**Given task:** Pull every "Stunde" line out of the data below.

═══

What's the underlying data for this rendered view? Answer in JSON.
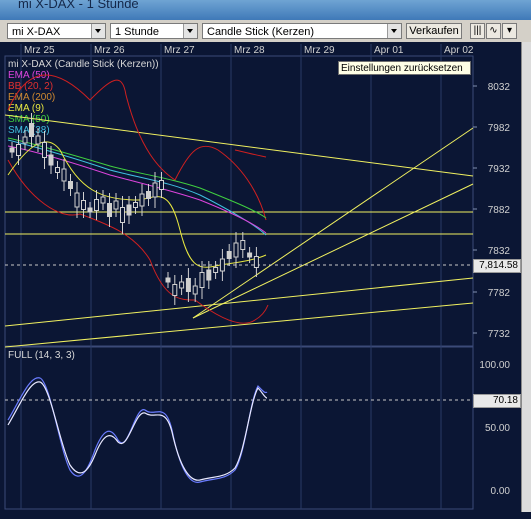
{
  "window": {
    "title": "mi X-DAX - 1 Stunde"
  },
  "toolbar": {
    "instrument": "mi X-DAX",
    "interval": "1 Stunde",
    "chart_type": "Candle Stick (Kerzen)",
    "sell_label": "Verkaufen"
  },
  "dates": [
    "Mrz 25",
    "Mrz 26",
    "Mrz 27",
    "Mrz 28",
    "Mrz 29",
    "Apr 01",
    "Apr 02"
  ],
  "legend": [
    {
      "label": "mi X-DAX (Candle Stick (Kerzen))",
      "color": "#d8d8d8"
    },
    {
      "label": "EMA (50)",
      "color": "#dd44dd"
    },
    {
      "label": "BB (20, 2)",
      "color": "#e03030"
    },
    {
      "label": "EMA (200)",
      "color": "#d08a30"
    },
    {
      "label": "EMA (9)",
      "color": "#e8e840"
    },
    {
      "label": "SMA (50)",
      "color": "#40d040"
    },
    {
      "label": "SMA (38)",
      "color": "#40c0e0"
    }
  ],
  "tooltip": "Einstellungen zurücksetzen",
  "price_axis": [
    "8032",
    "7982",
    "7932",
    "7882",
    "7832",
    "7782",
    "7732"
  ],
  "current_price": "7,814.58",
  "oscillator": {
    "label": "FULL (14, 3, 3)",
    "axis": [
      "100.00",
      "50.00",
      "0.00"
    ],
    "current": "70.18"
  },
  "colors": {
    "background": "#0b1634",
    "grid": "#2a3a66",
    "trendline": "#f0f060"
  }
}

═══

**Correct answer:**
    "title": "mi X-DAX - 1 Stunde"
    "interval": "1 Stunde",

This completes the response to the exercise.